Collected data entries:

════════════════════

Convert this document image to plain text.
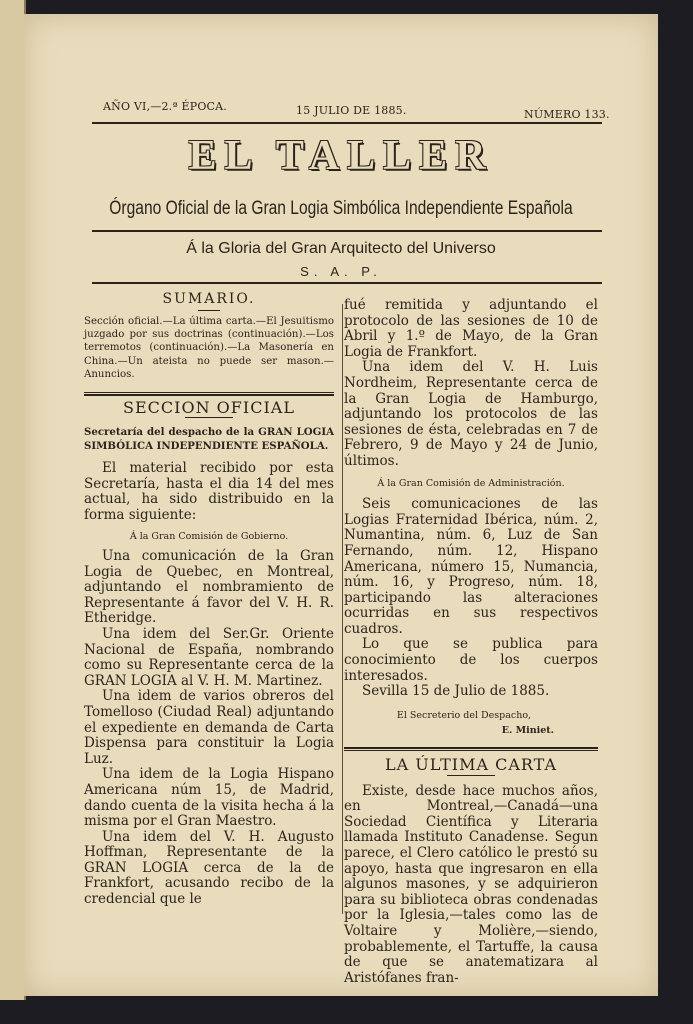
AÑO VI,—2.ª ÉPOCA.	15 JULIO DE 1885.	NÚMERO 133.
EL TALLER
Órgano Oficial de la Gran Logia Simbólica Independiente Española
Á la Gloria del Gran Arquitecto del Universo
S. A. P.
SUMARIO.
Sección oficial.—La última carta.—El Jesuitismo juzgado por sus doctrinas (continuación).—Los terremotos (continuación).—La Masonería en China.—Un ateista no puede ser mason.—Anuncios.
SECCION OFICIAL
Secretaría del despacho de la GRAN LOGIA SIMBÓLICA INDEPENDIENTE ESPAÑOLA.

El material recibido por esta Secretaría, hasta el dia 14 del mes actual, ha sido distribuido en la forma siguiente:

Á la Gran Comisión de Gobierno.

Una comunicación de la Gran Logia de Quebec, en Montreal, adjuntando el nombramiento de Representante á favor del V. H. R. Etheridge.

Una idem del Ser.Gr. Oriente Nacional de España, nombrando como su Representante cerca de la GRAN LOGIA al V. H. M. Martinez.

Una idem de varios obreros del Tomelloso (Ciudad Real) adjuntando el expediente en demanda de Carta Dispensa para constituir la Logia Luz.

Una idem de la Logia Hispano Americana núm 15, de Madrid, dando cuenta de la visita hecha á la misma por el Gran Maestro.

Una idem del V. H. Augusto Hoffman, Representante de la GRAN LOGIA cerca de la de Frankfort, acusando recibo de la credencial que le

fué remitida y adjuntando el protocolo de las sesiones de 10 de Abril y 1.º de Mayo, de la Gran Logia de Frankfort.

Una idem del V. H. Luis Nordheim, Representante cerca de la Gran Logia de Hamburgo, adjuntando los protocolos de las sesiones de ésta, celebradas en 7 de Febrero, 9 de Mayo y 24 de Junio, últimos.

Á la Gran Comisión de Administración.

Seis comunicaciones de las Logias Fraternidad Ibérica, núm. 2, Numantina, núm. 6, Luz de San Fernando, núm. 12, Hispano Americana, número 15, Numancia, núm. 16, y Progreso, núm. 18, participando las alteraciones ocurridas en sus respectivos cuadros.

Lo que se publica para conocimiento de los cuerpos interesados.

Sevilla 15 de Julio de 1885.

El Secreterio del Despacho,
E. Miniet.
LA ÚLTIMA CARTA

Existe, desde hace muchos años, en Montreal,—Canadá—una Sociedad Científica y Literaria llamada Instituto Canadense. Segun parece, el Clero católico le prestó su apoyo, hasta que ingresaron en ella algunos masones, y se adquirieron para su biblioteca obras condenadas por la Iglesia,—tales como las de Voltaire y Molière,—siendo, probablemente, el Tartuffe, la causa de que se anatematizara al Aristófanes fran-
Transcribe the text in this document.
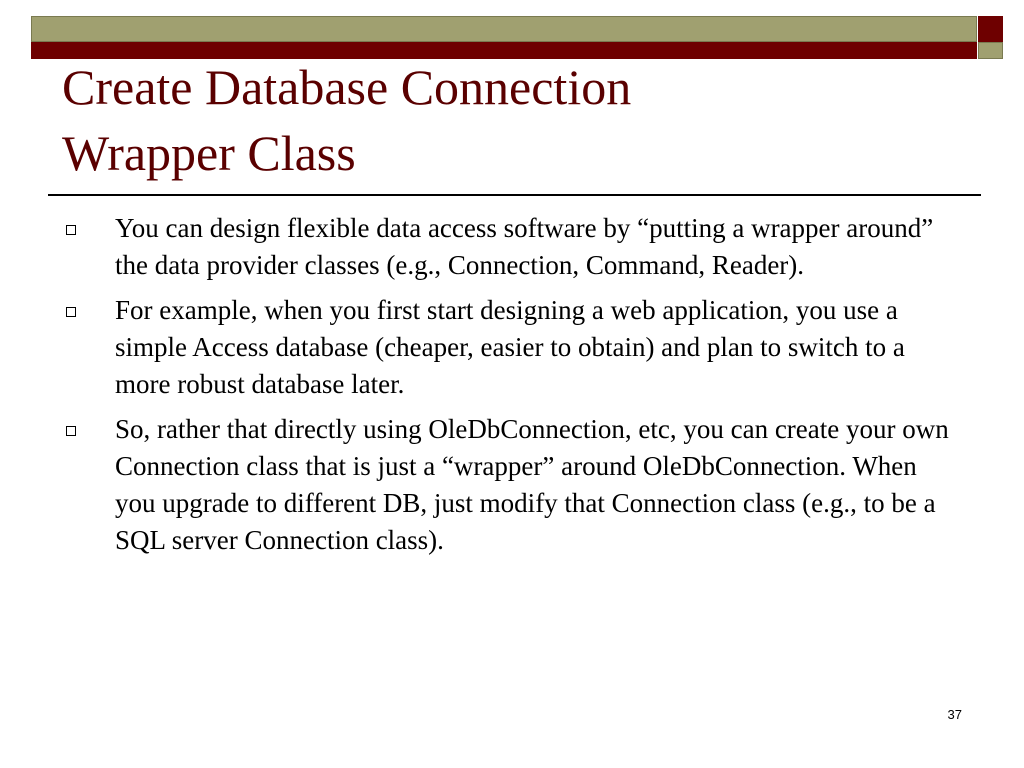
Create Database Connection
Wrapper Class
You can design flexible data access software by “putting a wrapper around” the data provider classes (e.g., Connection, Command, Reader).
For example, when you first start designing a web application, you use a simple Access database (cheaper, easier to obtain) and plan to switch to a more robust database later.
So, rather that directly using OleDbConnection, etc, you can create your own Connection class that is just a “wrapper” around OleDbConnection. When you upgrade to different DB, just modify that Connection class (e.g., to be a SQL server Connection class).
37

════════════════════

Count the lines in the entries above that include the string "document", then give only that figure.

2